***** Exercise inputs

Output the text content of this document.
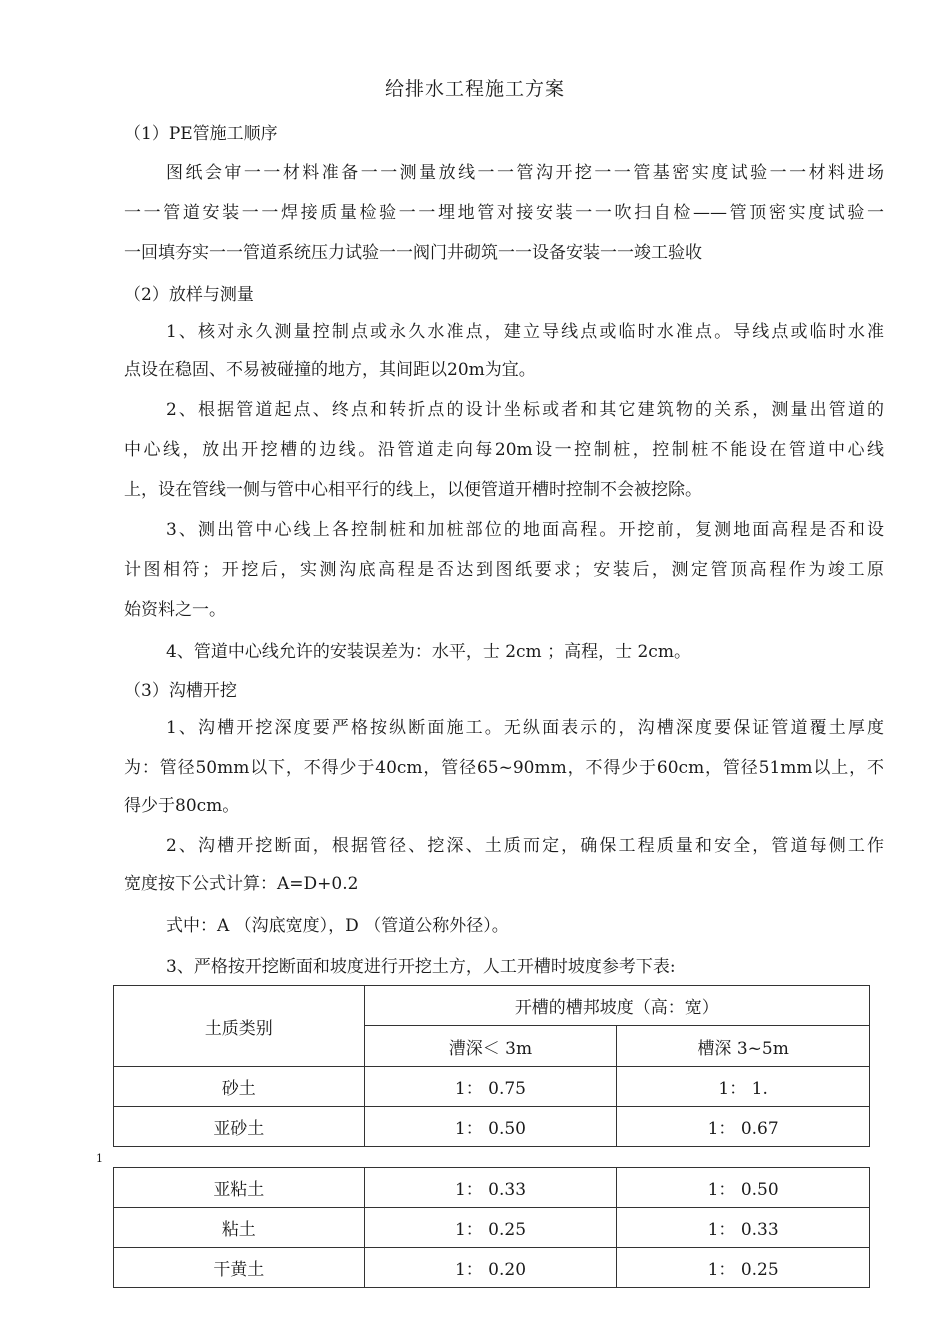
给排水工程施工方案
（1）PE管施工顺序
图纸会审一一材料准备一一测量放线一一管沟开挖一一管基密实度试验一一材料进场
一一管道安装一一焊接质量检验一一埋地管对接安装一一吹扫自检——管顶密实度试验一
一回填夯实一一管道系统压力试验一一阀门井砌筑一一设备安装一一竣工验收
（2）放样与测量
1、核对永久测量控制点或永久水准点，建立导线点或临时水准点。导线点或临时水准
点设在稳固、不易被碰撞的地方，其间距以20m为宜。
2、根据管道起点、终点和转折点的设计坐标或者和其它建筑物的关系，测量出管道的
中心线，放出开挖槽的边线。沿管道走向每20m设一控制桩，控制桩不能设在管道中心线
上，设在管线一侧与管中心相平行的线上，以便管道开槽时控制不会被挖除。
3、测出管中心线上各控制桩和加桩部位的地面高程。开挖前，复测地面高程是否和设
计图相符；开挖后，实测沟底高程是否达到图纸要求；安装后，测定管顶高程作为竣工原
始资料之一。
4、管道中心线允许的安装误差为：水平，士 2cm ；高程，士 2cm。
（3）沟槽开挖
1、沟槽开挖深度要严格按纵断面施工。无纵面表示的，沟槽深度要保证管道覆土厚度
为：管径50mm以下，不得少于40cm，管径65~90mm，不得少于60cm，管径51mm以上，不
得少于80cm。
2、沟槽开挖断面，根据管径、挖深、土质而定，确保工程质量和安全，管道每侧工作
宽度按下公式计算：A=D+0.2
式中：A （沟底宽度），D （管道公称外径）。
3、严格按开挖断面和坡度进行开挖土方，人工开槽时坡度参考下表:
土质类别	开槽的槽邦坡度（高：宽）	
	漕深＜ 3m	槽深 3~5m
砂土	1： 0.75	1： 1.
亚砂土	1： 0.50	1： 0.67
1
亚粘土	1： 0.33	1： 0.50
粘土	1： 0.25	1： 0.33
干黄土	1： 0.20	1： 0.25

**********

> _Exercise aim_
Take the listing above and print it exactly, apart from the pictures.

> _Finished exercise_
Output the text content of this document.
给排水工程施工方案
（1）PE管施工顺序
图纸会审一一材料准备一一测量放线一一管沟开挖一一管基密实度试验一一材料进场
一一管道安装一一焊接质量检验一一埋地管对接安装一一吹扫自检——管顶密实度试验一
一回填夯实一一管道系统压力试验一一阀门井砌筑一一设备安装一一竣工验收
（2）放样与测量
1、核对永久测量控制点或永久水准点，建立导线点或临时水准点。导线点或临时水准
点设在稳固、不易被碰撞的地方，其间距以20m为宜。
2、根据管道起点、终点和转折点的设计坐标或者和其它建筑物的关系，测量出管道的
中心线，放出开挖槽的边线。沿管道走向每20m设一控制桩，控制桩不能设在管道中心线
上，设在管线一侧与管中心相平行的线上，以便管道开槽时控制不会被挖除。
3、测出管中心线上各控制桩和加桩部位的地面高程。开挖前，复测地面高程是否和设
计图相符；开挖后，实测沟底高程是否达到图纸要求；安装后，测定管顶高程作为竣工原
始资料之一。
4、管道中心线允许的安装误差为：水平，士 2cm ；高程，士 2cm。
（3）沟槽开挖
1、沟槽开挖深度要严格按纵断面施工。无纵面表示的，沟槽深度要保证管道覆土厚度
为：管径50mm以下，不得少于40cm，管径65~90mm，不得少于60cm，管径51mm以上，不
得少于80cm。
2、沟槽开挖断面，根据管径、挖深、土质而定，确保工程质量和安全，管道每侧工作
宽度按下公式计算：A=D+0.2
式中：A （沟底宽度），D （管道公称外径）。
3、严格按开挖断面和坡度进行开挖土方，人工开槽时坡度参考下表:
土质类别	开槽的槽邦坡度（高：宽）	
	漕深＜ 3m	槽深 3~5m
砂土	1： 0.75	1： 1.
亚砂土	1： 0.50	1： 0.67
1
亚粘土	1： 0.33	1： 0.50
粘土	1： 0.25	1： 0.33
干黄土	1： 0.20	1： 0.25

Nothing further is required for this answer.